■ **Document section**:

Interestingly, we did not encounter any residual tumor in the low-risk group; therefore, a second resection may not be needed for these patients if muscularis propria is present in the first specimen. It should be noted that some of these patients had high-grade T1 tumors. This result is consistent with the findings of Gontero et al., who concluded that re-TUR may not be necessary for all patients when the initial resection has been adequate (5); however, further studies are needed to confirm these results.
Since all procedures were performed by a single surgeon, we believe that an inadequate depth of tumor resection cannot explain the observed higher incidence of residual tumor in our high-risk group. It appears that tumor characteristics have placed an impact on second TUR outcomes. In our study, the prevalence of T1 and Ta lesions was 69% and 31%, respectively; but the difference in residual tumor rate between the two groups was not statistically significant (37.5% for T1, and 22% for Ta, P = 0.25)

[Page segmentation data]
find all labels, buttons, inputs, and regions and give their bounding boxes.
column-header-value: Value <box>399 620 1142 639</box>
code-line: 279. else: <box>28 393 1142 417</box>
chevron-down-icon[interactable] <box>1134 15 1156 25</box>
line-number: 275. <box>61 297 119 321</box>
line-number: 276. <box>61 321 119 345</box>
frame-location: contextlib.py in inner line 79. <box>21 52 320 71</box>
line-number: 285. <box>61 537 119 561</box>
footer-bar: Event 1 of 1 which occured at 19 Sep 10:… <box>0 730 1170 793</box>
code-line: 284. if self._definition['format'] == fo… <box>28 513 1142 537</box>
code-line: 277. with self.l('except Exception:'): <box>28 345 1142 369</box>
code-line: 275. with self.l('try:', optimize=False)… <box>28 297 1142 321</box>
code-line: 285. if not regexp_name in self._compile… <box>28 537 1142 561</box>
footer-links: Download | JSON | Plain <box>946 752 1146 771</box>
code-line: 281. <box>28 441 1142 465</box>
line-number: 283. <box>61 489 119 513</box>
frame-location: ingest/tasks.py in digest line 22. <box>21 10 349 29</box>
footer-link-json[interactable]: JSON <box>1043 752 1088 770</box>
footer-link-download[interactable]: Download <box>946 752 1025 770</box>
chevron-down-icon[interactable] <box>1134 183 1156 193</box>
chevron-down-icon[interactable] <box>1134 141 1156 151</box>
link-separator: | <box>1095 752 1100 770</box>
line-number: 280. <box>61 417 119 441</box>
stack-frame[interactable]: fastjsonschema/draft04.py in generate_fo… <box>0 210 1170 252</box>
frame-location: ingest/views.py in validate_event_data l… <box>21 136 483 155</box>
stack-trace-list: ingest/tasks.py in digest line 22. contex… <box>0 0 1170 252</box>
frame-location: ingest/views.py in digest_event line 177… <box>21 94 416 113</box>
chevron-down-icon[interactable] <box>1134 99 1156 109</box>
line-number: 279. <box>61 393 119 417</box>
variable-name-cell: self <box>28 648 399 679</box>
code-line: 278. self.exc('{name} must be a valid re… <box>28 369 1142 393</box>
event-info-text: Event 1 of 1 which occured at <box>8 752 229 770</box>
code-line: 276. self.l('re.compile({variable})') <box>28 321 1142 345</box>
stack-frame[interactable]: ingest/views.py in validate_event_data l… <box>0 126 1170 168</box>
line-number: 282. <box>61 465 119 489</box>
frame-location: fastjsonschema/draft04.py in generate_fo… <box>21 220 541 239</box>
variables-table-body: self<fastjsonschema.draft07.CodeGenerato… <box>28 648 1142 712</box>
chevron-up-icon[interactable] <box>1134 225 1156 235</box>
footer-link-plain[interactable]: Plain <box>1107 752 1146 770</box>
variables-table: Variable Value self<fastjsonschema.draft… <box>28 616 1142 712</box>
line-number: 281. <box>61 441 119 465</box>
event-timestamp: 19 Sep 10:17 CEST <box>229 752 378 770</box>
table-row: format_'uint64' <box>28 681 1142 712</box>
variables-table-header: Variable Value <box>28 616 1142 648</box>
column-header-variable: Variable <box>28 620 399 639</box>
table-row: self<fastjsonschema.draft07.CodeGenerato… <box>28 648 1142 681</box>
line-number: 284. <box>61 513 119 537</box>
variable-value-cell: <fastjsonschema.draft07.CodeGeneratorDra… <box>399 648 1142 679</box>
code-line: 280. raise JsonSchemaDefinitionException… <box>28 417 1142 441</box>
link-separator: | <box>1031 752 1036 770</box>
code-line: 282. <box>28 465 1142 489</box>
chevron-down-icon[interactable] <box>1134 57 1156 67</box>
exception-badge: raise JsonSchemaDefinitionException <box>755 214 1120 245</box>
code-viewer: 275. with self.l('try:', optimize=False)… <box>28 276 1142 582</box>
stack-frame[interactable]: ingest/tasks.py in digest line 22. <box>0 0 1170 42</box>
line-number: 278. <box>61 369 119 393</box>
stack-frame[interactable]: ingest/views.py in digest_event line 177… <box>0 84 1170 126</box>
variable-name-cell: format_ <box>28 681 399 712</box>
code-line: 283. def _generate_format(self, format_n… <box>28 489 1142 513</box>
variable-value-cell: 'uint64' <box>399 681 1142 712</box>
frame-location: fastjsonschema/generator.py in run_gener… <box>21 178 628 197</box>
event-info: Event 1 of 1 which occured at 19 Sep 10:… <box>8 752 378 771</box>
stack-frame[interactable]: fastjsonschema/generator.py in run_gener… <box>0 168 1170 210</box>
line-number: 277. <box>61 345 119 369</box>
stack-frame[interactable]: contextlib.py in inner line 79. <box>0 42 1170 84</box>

■ **Prompt A**:
Summarize the discussion of second tumor resection in two sentences.
■ **Prompt B**:
Reproduce the discussion of second tumor resection starting at "Interestingly, we did" and ending at "confirm these results.", substituting "repeat resection" for "second resection".
■ **Prompt C**:
Please pick up the discussion of second tumor resection after its final sentence and continue it.
The items have no connection to the text.

■ **Written reply A**:
No residual tumor turned up in the low-risk group, so these patients may not need a second resection if muscularis propria is present in the first specimen, a result consistent with Gontero et al. Because a single surgeon performed all procedures, the authors attribute the higher residual tumor rate in the high-risk group to tumor characteristics rather than inadequate resection depth, though the residual tumor rates for T1 and Ta lesions did not differ significantly.

■ **Written reply B**:
Interestingly, we did not encounter any residual tumor in the low-risk group; therefore, a repeat resection may not be needed for these patients if muscularis propria is present in the first specimen. It should be noted that some of these patients had high-grade T1 tumors. This result is consistent with the findings of Gontero et al., who concluded that re-TUR may not be necessary for all patients when the initial resection has been adequate (5); however, further studies are needed to confirm these results.

■ **Written reply C**:
Age, grade, and tumor size had an impact on residual tumor rate in this study. As expected, the most residual tumors were found in G3 cases, and this relationship was statistically significant (P = 0.014).This finding suggests the effect of tumor biology on the residual tumor rate. Residual tumor was also more commonly encountered in elderly patients, probably mirroring the higher prevalence of high-risk tumors in this age group.
In our study, the mean tumor size for those with and without residual tumor was 52 mm and 40 mm, respectively. In theory, there could still be a chance that the depth of TUR was not uniform on all parts of a large resection site, and this, in turn, may have resulted in a higher incidence of residual tumor in these lesions. There was no significant relationship between residual tumor and number of tumors or the presence of CIS. This can be due to our small sample size.
Thirteen macroscopic residual tumors were discovered, of which notably four were distant from the initial resection site. Since all procedures were performed by a single experienced surgeon, the likelihood of lesions being overlooked during TUR was very low; this discrepancy likely stems from an aggressive tumor biology.
Finally, three patients had stage progression, all of whom belonged to the high-risk group; but there was no statistically significant association between the progression risk group and the tumor progression rate. Considering that tumor upstaging was only present in the high-risk group, we suggest that in this subset, a second TUR be done sooner, preferably two weeks after the initial resection.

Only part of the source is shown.